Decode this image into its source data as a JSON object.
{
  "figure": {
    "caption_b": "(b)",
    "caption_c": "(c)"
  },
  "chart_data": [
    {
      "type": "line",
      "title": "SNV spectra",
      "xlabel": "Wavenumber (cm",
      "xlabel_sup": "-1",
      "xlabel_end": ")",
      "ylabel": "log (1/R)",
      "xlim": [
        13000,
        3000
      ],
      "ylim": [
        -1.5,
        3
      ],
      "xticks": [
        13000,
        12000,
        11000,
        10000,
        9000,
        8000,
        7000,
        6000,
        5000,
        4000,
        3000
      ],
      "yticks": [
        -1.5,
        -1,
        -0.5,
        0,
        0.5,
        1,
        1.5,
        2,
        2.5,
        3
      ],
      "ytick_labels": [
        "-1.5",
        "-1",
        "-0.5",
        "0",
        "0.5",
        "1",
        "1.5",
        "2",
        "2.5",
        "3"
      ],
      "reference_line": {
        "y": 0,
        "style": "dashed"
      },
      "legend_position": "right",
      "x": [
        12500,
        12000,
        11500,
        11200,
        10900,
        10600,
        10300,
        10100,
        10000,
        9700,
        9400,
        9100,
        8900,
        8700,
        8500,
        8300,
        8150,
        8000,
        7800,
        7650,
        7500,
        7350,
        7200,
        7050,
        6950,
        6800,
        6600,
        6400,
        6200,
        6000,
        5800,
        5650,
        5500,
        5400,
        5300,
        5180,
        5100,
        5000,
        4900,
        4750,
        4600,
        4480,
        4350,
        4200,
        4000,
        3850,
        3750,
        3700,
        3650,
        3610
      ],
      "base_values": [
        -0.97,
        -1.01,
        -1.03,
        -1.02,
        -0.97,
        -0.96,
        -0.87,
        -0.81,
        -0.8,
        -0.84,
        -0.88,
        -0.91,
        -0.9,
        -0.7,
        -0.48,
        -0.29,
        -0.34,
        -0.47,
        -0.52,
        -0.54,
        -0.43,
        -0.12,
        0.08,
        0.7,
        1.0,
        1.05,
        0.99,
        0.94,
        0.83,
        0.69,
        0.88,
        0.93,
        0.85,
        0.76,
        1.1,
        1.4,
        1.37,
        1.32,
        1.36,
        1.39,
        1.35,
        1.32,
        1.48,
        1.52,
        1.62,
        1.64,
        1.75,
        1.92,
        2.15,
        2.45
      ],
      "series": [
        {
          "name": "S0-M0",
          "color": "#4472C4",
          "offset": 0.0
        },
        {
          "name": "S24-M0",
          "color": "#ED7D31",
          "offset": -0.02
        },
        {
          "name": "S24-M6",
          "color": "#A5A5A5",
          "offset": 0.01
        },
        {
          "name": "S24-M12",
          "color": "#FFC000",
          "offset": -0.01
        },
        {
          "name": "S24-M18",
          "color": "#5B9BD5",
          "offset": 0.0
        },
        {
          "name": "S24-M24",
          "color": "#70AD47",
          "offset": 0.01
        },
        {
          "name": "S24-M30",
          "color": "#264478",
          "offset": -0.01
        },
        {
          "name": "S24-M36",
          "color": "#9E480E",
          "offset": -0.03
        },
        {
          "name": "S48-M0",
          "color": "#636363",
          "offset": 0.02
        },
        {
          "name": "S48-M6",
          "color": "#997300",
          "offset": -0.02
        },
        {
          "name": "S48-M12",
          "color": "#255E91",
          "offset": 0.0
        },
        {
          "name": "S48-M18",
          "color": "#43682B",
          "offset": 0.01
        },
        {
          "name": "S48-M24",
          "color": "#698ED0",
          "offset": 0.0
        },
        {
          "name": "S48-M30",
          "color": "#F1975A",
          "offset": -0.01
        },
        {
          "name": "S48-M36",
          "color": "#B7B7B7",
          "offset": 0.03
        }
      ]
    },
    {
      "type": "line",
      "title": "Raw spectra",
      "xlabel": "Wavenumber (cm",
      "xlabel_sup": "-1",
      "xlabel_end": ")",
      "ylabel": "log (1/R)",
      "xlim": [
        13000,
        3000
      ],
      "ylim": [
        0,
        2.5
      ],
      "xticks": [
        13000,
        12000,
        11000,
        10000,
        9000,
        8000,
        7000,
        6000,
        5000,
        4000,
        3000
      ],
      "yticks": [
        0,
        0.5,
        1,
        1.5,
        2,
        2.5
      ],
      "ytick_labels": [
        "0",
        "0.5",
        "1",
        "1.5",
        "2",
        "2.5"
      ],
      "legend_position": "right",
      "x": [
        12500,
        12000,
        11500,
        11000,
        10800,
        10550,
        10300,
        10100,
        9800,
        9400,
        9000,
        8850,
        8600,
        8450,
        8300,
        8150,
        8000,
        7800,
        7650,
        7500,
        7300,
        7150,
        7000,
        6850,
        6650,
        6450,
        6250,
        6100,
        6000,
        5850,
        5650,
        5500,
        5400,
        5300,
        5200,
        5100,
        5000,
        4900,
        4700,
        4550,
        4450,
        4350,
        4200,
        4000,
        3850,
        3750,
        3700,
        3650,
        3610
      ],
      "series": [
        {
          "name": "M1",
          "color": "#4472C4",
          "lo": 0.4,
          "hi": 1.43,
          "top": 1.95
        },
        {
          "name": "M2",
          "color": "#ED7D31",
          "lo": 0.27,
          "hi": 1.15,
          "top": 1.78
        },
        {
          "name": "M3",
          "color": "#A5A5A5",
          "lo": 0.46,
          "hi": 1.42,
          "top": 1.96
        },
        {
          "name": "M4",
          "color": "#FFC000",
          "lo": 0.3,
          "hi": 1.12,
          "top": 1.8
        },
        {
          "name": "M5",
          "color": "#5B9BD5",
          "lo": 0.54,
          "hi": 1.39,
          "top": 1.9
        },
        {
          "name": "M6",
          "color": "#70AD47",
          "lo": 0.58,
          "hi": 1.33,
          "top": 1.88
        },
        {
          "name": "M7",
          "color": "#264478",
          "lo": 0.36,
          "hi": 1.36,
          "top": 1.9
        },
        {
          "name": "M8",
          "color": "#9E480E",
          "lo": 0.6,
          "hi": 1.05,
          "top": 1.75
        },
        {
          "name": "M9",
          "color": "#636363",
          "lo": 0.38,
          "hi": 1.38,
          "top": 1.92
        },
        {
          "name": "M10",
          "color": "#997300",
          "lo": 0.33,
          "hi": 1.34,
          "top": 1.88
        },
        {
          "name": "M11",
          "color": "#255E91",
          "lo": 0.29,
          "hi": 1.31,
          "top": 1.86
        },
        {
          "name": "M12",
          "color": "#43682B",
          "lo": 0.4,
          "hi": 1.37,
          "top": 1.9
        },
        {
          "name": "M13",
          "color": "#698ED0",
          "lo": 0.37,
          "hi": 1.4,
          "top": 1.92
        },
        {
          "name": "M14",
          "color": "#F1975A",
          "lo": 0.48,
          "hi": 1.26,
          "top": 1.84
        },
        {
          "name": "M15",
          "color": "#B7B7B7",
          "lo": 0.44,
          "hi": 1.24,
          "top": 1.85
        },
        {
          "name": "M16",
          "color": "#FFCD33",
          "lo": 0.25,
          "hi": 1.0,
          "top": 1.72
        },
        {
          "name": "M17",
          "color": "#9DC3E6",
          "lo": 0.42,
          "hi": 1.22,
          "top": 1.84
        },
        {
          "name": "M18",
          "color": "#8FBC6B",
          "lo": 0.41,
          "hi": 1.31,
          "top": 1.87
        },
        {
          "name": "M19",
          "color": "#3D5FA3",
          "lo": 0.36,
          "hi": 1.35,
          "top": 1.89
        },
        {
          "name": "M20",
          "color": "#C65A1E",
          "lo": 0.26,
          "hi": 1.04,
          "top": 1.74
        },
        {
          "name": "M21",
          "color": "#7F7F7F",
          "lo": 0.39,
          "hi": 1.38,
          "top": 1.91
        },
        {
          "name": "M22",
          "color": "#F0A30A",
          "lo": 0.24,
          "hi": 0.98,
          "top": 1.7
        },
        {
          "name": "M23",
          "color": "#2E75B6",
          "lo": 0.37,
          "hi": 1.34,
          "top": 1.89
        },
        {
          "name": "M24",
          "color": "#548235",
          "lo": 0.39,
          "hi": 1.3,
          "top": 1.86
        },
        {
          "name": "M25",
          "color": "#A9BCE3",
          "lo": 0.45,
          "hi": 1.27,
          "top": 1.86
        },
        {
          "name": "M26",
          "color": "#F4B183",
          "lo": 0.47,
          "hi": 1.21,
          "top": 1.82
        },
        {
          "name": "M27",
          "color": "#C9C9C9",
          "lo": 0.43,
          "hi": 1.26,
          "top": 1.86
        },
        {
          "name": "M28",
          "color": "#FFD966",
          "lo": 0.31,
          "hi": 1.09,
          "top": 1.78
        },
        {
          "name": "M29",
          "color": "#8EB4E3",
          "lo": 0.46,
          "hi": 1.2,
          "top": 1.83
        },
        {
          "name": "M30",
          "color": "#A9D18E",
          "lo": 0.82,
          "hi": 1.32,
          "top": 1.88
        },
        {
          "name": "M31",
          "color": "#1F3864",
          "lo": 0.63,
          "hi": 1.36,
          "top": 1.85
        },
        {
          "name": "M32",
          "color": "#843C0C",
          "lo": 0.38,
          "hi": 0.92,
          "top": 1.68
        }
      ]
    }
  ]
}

● REQUIRED TASK:
Which lines in the listing above hold the word "spectra"? Show each of them.

● EXERCISE OUTPUT:
      "title": "SNV spectra",
      "title": "Raw spectra",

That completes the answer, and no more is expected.